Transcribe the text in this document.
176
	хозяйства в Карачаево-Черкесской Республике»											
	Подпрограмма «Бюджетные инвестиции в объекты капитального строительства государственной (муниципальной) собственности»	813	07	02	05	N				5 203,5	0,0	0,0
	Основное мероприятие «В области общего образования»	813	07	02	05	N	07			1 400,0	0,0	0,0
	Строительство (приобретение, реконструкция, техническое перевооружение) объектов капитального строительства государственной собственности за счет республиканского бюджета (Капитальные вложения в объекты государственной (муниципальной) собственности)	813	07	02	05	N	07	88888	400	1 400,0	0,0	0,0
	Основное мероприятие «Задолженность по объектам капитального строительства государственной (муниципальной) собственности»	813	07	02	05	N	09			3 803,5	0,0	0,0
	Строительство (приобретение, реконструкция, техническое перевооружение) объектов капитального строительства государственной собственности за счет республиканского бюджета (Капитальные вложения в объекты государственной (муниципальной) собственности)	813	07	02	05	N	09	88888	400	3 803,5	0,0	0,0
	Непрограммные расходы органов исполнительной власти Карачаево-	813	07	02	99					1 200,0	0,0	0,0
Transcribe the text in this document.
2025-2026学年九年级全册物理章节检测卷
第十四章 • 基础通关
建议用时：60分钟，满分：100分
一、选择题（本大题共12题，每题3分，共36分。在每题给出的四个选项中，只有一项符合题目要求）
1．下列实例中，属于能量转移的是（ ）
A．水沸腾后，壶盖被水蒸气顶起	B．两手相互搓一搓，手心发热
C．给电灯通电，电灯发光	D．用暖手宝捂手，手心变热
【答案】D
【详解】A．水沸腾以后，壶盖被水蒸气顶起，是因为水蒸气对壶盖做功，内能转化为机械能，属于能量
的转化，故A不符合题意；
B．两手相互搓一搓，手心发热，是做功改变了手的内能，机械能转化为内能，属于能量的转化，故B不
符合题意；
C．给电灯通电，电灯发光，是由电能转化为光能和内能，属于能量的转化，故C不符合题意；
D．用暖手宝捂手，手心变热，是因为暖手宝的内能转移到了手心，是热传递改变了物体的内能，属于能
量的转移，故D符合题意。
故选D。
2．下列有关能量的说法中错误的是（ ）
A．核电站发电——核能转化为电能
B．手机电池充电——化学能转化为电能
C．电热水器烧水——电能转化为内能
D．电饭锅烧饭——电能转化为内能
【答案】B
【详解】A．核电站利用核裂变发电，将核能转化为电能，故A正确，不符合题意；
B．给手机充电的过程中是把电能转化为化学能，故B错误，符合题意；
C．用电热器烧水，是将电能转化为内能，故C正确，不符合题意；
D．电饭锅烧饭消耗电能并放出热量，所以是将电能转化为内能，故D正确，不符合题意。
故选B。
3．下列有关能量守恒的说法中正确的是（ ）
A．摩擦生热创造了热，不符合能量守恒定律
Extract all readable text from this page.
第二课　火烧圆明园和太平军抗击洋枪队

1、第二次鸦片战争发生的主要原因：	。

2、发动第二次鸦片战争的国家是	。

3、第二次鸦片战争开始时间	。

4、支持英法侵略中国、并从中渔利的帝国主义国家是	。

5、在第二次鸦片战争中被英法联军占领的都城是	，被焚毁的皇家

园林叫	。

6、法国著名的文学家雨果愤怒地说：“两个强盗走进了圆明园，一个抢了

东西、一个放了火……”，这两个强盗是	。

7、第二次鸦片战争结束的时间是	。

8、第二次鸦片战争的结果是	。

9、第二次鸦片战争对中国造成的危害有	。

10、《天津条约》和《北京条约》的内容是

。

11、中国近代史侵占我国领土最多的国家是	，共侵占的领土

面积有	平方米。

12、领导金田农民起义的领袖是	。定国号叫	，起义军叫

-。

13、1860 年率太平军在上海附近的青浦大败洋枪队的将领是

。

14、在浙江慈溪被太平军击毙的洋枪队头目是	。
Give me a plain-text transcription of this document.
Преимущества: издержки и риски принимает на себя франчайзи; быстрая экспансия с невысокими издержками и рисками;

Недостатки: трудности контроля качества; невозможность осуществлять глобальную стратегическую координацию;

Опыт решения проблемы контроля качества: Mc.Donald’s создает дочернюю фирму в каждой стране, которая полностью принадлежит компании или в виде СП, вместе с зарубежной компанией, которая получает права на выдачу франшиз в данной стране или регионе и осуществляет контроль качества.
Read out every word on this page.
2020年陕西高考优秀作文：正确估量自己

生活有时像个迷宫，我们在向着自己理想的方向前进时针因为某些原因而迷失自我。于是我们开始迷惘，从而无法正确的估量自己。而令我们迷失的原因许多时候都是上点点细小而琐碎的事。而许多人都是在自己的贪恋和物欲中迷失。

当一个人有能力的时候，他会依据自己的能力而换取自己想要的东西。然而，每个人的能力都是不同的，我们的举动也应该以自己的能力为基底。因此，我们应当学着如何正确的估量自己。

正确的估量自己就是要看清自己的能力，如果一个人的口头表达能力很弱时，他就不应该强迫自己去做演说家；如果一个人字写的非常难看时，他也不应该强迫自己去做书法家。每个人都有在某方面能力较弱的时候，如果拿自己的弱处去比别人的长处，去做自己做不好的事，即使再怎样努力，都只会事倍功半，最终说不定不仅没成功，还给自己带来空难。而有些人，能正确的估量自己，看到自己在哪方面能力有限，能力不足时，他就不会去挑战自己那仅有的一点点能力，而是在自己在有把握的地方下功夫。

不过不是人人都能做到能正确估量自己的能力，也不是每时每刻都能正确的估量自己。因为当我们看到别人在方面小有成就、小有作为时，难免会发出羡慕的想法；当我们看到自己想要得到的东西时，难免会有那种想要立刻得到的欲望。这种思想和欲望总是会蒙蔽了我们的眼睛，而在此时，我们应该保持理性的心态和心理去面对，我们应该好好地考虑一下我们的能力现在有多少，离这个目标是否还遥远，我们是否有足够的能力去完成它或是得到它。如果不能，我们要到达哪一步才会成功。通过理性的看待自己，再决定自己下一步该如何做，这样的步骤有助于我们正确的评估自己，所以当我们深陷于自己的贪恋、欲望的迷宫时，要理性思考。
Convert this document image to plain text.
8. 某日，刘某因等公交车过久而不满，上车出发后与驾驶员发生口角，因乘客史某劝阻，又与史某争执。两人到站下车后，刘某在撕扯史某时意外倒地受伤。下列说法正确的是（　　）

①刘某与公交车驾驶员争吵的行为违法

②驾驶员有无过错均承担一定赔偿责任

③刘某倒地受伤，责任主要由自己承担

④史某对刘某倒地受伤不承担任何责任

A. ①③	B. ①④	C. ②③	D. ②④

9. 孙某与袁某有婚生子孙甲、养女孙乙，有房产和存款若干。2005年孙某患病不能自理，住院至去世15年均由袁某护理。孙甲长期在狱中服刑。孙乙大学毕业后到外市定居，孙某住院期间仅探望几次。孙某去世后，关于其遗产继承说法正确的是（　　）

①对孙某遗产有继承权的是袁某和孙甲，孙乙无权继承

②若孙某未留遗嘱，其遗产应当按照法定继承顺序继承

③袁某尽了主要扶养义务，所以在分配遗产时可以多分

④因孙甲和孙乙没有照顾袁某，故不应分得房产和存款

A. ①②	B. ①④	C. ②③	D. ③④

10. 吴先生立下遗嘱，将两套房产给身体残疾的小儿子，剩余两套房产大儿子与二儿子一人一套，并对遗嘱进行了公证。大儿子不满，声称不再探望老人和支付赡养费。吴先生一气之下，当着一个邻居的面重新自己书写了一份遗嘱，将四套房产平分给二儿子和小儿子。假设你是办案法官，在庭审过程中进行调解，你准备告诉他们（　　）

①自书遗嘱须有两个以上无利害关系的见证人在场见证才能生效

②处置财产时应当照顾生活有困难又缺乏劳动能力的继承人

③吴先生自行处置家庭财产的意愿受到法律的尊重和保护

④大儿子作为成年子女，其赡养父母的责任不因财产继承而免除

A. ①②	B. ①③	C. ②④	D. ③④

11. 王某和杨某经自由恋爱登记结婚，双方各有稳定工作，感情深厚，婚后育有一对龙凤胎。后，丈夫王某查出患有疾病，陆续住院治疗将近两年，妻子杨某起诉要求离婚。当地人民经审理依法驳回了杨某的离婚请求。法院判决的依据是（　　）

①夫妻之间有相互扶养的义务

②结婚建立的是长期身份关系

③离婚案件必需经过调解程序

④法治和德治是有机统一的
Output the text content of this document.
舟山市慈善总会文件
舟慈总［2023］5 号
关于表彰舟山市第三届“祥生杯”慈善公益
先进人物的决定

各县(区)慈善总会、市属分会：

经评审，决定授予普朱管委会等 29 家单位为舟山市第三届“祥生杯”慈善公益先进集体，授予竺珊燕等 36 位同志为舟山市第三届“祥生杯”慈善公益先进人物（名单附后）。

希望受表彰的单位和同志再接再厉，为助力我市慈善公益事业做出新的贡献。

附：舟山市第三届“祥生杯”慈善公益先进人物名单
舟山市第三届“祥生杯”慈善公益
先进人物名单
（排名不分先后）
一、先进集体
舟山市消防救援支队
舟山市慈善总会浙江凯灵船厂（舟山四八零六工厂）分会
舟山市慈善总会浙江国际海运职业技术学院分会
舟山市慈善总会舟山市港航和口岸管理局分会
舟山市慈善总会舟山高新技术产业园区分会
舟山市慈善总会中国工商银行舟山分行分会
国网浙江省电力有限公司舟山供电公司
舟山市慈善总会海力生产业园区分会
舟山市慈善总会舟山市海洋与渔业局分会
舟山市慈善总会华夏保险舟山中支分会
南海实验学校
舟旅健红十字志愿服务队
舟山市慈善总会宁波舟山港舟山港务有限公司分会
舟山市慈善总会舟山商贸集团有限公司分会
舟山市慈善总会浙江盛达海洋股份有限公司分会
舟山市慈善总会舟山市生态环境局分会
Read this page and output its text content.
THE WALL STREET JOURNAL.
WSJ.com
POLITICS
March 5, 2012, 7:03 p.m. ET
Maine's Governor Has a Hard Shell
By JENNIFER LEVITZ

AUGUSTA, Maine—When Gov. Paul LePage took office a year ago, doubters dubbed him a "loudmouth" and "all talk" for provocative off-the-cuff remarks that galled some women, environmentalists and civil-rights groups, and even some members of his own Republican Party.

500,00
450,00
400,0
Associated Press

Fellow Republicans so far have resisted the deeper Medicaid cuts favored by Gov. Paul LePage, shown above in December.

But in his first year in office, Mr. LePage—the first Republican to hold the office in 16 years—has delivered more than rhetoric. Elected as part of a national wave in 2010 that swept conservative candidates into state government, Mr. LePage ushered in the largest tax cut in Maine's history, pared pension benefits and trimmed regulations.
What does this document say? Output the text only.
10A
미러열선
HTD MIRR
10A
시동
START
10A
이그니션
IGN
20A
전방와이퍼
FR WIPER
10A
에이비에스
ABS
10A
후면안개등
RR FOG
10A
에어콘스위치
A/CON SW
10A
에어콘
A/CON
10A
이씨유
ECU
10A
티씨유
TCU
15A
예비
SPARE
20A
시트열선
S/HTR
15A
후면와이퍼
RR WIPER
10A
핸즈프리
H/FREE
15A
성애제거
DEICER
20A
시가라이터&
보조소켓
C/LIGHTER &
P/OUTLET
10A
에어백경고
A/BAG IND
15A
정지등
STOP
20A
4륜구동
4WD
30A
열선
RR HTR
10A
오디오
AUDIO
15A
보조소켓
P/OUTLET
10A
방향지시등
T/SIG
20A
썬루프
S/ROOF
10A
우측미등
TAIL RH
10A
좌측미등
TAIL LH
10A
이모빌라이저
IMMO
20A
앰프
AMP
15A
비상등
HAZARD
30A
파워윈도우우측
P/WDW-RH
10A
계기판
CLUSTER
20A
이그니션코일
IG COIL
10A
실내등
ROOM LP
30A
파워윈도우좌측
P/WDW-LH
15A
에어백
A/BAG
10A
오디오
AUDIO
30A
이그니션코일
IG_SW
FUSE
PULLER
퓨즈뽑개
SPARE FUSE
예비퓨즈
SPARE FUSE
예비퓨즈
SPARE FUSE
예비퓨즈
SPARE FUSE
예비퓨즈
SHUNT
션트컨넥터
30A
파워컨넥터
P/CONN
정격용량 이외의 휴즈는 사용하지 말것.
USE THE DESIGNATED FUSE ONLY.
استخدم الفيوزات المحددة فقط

(What to work on) Report every line in the data above in which the word "муниципальной" appears.

(Output)
	Подпрограмма «Бюджетные инвестиции в объекты капитального строительства государственной (муниципальной) собственности»	813	07	02	05	N				5 203,5	0,0	0,0
	Строительство (приобретение, реконструкция, техническое перевооружение) объектов капитального строительства государственной собственности за счет республиканского бюджета (Капитальные вложения в объекты государственной (муниципальной) собственности)	813	07	02	05	N	07	88888	400	1 400,0	0,0	0,0
	Основное мероприятие «Задолженность по объектам капитального строительства государственной (муниципальной) собственности»	813	07	02	05	N	09			3 803,5	0,0	0,0
	Строительство (приобретение, реконструкция, техническое перевооружение) объектов капитального строительства государственной собственности за счет республиканского бюджета (Капитальные вложения в объекты государственной (муниципальной) собственности)	813	07	02	05	N	09	88888	400	3 803,5	0,0	0,0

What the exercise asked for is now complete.